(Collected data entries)
------------------------------------------------------------------------
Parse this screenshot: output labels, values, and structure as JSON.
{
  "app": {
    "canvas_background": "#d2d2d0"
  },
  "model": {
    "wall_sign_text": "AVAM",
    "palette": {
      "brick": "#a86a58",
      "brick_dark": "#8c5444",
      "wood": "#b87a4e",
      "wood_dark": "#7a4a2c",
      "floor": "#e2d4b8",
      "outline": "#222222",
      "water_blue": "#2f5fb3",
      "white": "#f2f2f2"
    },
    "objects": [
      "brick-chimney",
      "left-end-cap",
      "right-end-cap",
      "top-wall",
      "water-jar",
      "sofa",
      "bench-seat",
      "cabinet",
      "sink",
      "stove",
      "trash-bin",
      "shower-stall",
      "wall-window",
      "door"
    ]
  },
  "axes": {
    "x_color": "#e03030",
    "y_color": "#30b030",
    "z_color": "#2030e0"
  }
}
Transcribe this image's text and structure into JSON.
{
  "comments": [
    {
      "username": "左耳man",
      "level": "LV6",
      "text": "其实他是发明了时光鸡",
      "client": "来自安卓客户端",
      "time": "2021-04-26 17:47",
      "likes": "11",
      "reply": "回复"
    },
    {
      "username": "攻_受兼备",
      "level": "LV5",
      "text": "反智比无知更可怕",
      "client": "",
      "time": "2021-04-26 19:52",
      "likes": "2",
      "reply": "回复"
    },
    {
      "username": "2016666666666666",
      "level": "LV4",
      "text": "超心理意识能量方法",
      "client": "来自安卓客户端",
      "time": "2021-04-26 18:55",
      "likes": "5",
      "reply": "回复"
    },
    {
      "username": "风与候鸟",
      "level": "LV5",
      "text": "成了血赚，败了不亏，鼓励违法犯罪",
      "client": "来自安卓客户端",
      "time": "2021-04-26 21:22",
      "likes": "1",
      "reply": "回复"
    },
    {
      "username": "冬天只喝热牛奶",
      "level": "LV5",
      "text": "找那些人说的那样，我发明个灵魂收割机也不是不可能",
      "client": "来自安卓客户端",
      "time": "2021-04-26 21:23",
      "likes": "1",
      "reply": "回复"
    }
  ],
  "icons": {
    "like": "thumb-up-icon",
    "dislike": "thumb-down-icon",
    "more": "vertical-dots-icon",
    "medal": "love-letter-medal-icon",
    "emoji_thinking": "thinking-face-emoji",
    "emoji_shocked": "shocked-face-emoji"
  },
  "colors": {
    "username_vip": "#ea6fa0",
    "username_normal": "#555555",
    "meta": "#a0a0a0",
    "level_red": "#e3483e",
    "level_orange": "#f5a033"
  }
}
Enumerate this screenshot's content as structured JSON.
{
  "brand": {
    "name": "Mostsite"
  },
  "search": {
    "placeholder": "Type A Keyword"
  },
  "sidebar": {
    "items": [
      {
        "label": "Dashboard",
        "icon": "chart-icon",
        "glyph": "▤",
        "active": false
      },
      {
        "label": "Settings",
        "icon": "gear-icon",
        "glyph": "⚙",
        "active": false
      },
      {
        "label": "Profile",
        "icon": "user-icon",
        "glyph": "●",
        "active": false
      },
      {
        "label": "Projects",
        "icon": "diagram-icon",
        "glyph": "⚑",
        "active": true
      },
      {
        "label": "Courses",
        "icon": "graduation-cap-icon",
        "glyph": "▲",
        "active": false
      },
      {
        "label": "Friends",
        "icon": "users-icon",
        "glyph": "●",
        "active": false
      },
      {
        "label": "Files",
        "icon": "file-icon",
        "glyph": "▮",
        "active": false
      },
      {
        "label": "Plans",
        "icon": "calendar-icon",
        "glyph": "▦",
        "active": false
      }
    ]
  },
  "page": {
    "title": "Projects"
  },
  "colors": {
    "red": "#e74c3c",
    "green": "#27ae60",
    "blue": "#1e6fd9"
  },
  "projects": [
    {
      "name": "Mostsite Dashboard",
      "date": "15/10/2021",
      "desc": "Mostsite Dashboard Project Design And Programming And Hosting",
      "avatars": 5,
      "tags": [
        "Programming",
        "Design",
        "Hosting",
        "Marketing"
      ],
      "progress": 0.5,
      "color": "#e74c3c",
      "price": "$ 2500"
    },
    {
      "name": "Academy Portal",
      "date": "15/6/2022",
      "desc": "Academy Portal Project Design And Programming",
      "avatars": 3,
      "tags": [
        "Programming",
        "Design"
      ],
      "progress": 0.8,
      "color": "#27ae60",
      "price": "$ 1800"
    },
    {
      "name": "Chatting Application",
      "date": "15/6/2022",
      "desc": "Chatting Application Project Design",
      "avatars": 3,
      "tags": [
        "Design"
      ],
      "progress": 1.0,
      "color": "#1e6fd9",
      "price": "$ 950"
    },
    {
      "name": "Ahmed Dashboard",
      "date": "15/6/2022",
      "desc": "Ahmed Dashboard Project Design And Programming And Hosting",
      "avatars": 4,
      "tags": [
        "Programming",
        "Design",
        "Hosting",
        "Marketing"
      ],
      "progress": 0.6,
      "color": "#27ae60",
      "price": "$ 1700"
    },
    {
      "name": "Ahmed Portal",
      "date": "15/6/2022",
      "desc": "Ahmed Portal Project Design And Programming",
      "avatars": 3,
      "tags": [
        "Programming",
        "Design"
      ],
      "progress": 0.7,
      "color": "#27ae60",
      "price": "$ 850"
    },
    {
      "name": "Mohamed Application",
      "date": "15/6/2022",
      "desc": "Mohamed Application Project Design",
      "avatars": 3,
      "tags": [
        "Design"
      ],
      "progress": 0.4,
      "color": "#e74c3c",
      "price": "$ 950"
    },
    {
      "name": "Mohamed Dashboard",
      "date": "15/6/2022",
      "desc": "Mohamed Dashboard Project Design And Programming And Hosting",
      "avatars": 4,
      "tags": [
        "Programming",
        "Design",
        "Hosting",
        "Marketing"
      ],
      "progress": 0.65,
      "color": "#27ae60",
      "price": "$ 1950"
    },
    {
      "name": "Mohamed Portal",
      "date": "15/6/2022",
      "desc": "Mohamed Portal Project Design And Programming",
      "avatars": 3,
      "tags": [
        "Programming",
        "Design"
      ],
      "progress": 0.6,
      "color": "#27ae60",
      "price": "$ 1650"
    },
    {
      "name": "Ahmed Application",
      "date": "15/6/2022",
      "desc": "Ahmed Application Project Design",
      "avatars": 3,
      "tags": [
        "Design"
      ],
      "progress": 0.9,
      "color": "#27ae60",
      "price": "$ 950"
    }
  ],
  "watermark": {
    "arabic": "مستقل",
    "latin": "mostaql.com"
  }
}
------------------------------------------------------------------------
## Set task
Write out the data exactly as it stands.

## Expected answer
Parse this screenshot: output labels, values, and structure as JSON.
{
  "app": {
    "canvas_background": "#d2d2d0"
  },
  "model": {
    "wall_sign_text": "AVAM",
    "palette": {
      "brick": "#a86a58",
      "brick_dark": "#8c5444",
      "wood": "#b87a4e",
      "wood_dark": "#7a4a2c",
      "floor": "#e2d4b8",
      "outline": "#222222",
      "water_blue": "#2f5fb3",
      "white": "#f2f2f2"
    },
    "objects": [
      "brick-chimney",
      "left-end-cap",
      "right-end-cap",
      "top-wall",
      "water-jar",
      "sofa",
      "bench-seat",
      "cabinet",
      "sink",
      "stove",
      "trash-bin",
      "shower-stall",
      "wall-window",
      "door"
    ]
  },
  "axes": {
    "x_color": "#e03030",
    "y_color": "#30b030",
    "z_color": "#2030e0"
  }
}
Transcribe this image's text and structure into JSON.
{
  "comments": [
    {
      "username": "左耳man",
      "level": "LV6",
      "text": "其实他是发明了时光鸡",
      "client": "来自安卓客户端",
      "time": "2021-04-26 17:47",
      "likes": "11",
      "reply": "回复"
    },
    {
      "username": "攻_受兼备",
      "level": "LV5",
      "text": "反智比无知更可怕",
      "client": "",
      "time": "2021-04-26 19:52",
      "likes": "2",
      "reply": "回复"
    },
    {
      "username": "2016666666666666",
      "level": "LV4",
      "text": "超心理意识能量方法",
      "client": "来自安卓客户端",
      "time": "2021-04-26 18:55",
      "likes": "5",
      "reply": "回复"
    },
    {
      "username": "风与候鸟",
      "level": "LV5",
      "text": "成了血赚，败了不亏，鼓励违法犯罪",
      "client": "来自安卓客户端",
      "time": "2021-04-26 21:22",
      "likes": "1",
      "reply": "回复"
    },
    {
      "username": "冬天只喝热牛奶",
      "level": "LV5",
      "text": "找那些人说的那样，我发明个灵魂收割机也不是不可能",
      "client": "来自安卓客户端",
      "time": "2021-04-26 21:23",
      "likes": "1",
      "reply": "回复"
    }
  ],
  "icons": {
    "like": "thumb-up-icon",
    "dislike": "thumb-down-icon",
    "more": "vertical-dots-icon",
    "medal": "love-letter-medal-icon",
    "emoji_thinking": "thinking-face-emoji",
    "emoji_shocked": "shocked-face-emoji"
  },
  "colors": {
    "username_vip": "#ea6fa0",
    "username_normal": "#555555",
    "meta": "#a0a0a0",
    "level_red": "#e3483e",
    "level_orange": "#f5a033"
  }
}
Enumerate this screenshot's content as structured JSON.
{
  "brand": {
    "name": "Mostsite"
  },
  "search": {
    "placeholder": "Type A Keyword"
  },
  "sidebar": {
    "items": [
      {
        "label": "Dashboard",
        "icon": "chart-icon",
        "glyph": "▤",
        "active": false
      },
      {
        "label": "Settings",
        "icon": "gear-icon",
        "glyph": "⚙",
        "active": false
      },
      {
        "label": "Profile",
        "icon": "user-icon",
        "glyph": "●",
        "active": false
      },
      {
        "label": "Projects",
        "icon": "diagram-icon",
        "glyph": "⚑",
        "active": true
      },
      {
        "label": "Courses",
        "icon": "graduation-cap-icon",
        "glyph": "▲",
        "active": false
      },
      {
        "label": "Friends",
        "icon": "users-icon",
        "glyph": "●",
        "active": false
      },
      {
        "label": "Files",
        "icon": "file-icon",
        "glyph": "▮",
        "active": false
      },
      {
        "label": "Plans",
        "icon": "calendar-icon",
        "glyph": "▦",
        "active": false
      }
    ]
  },
  "page": {
    "title": "Projects"
  },
  "colors": {
    "red": "#e74c3c",
    "green": "#27ae60",
    "blue": "#1e6fd9"
  },
  "projects": [
    {
      "name": "Mostsite Dashboard",
      "date": "15/10/2021",
      "desc": "Mostsite Dashboard Project Design And Programming And Hosting",
      "avatars": 5,
      "tags": [
        "Programming",
        "Design",
        "Hosting",
        "Marketing"
      ],
      "progress": 0.5,
      "color": "#e74c3c",
      "price": "$ 2500"
    },
    {
      "name": "Academy Portal",
      "date": "15/6/2022",
      "desc": "Academy Portal Project Design And Programming",
      "avatars": 3,
      "tags": [
        "Programming",
        "Design"
      ],
      "progress": 0.8,
      "color": "#27ae60",
      "price": "$ 1800"
    },
    {
      "name": "Chatting Application",
      "date": "15/6/2022",
      "desc": "Chatting Application Project Design",
      "avatars": 3,
      "tags": [
        "Design"
      ],
      "progress": 1.0,
      "color": "#1e6fd9",
      "price": "$ 950"
    },
    {
      "name": "Ahmed Dashboard",
      "date": "15/6/2022",
      "desc": "Ahmed Dashboard Project Design And Programming And Hosting",
      "avatars": 4,
      "tags": [
        "Programming",
        "Design",
        "Hosting",
        "Marketing"
      ],
      "progress": 0.6,
      "color": "#27ae60",
      "price": "$ 1700"
    },
    {
      "name": "Ahmed Portal",
      "date": "15/6/2022",
      "desc": "Ahmed Portal Project Design And Programming",
      "avatars": 3,
      "tags": [
        "Programming",
        "Design"
      ],
      "progress": 0.7,
      "color": "#27ae60",
      "price": "$ 850"
    },
    {
      "name": "Mohamed Application",
      "date": "15/6/2022",
      "desc": "Mohamed Application Project Design",
      "avatars": 3,
      "tags": [
        "Design"
      ],
      "progress": 0.4,
      "color": "#e74c3c",
      "price": "$ 950"
    },
    {
      "name": "Mohamed Dashboard",
      "date": "15/6/2022",
      "desc": "Mohamed Dashboard Project Design And Programming And Hosting",
      "avatars": 4,
      "tags": [
        "Programming",
        "Design",
        "Hosting",
        "Marketing"
      ],
      "progress": 0.65,
      "color": "#27ae60",
      "price": "$ 1950"
    },
    {
      "name": "Mohamed Portal",
      "date": "15/6/2022",
      "desc": "Mohamed Portal Project Design And Programming",
      "avatars": 3,
      "tags": [
        "Programming",
        "Design"
      ],
      "progress": 0.6,
      "color": "#27ae60",
      "price": "$ 1650"
    },
    {
      "name": "Ahmed Application",
      "date": "15/6/2022",
      "desc": "Ahmed Application Project Design",
      "avatars": 3,
      "tags": [
        "Design"
      ],
      "progress": 0.9,
      "color": "#27ae60",
      "price": "$ 950"
    }
  ],
  "watermark": {
    "arabic": "مستقل",
    "latin": "mostaql.com"
  }
}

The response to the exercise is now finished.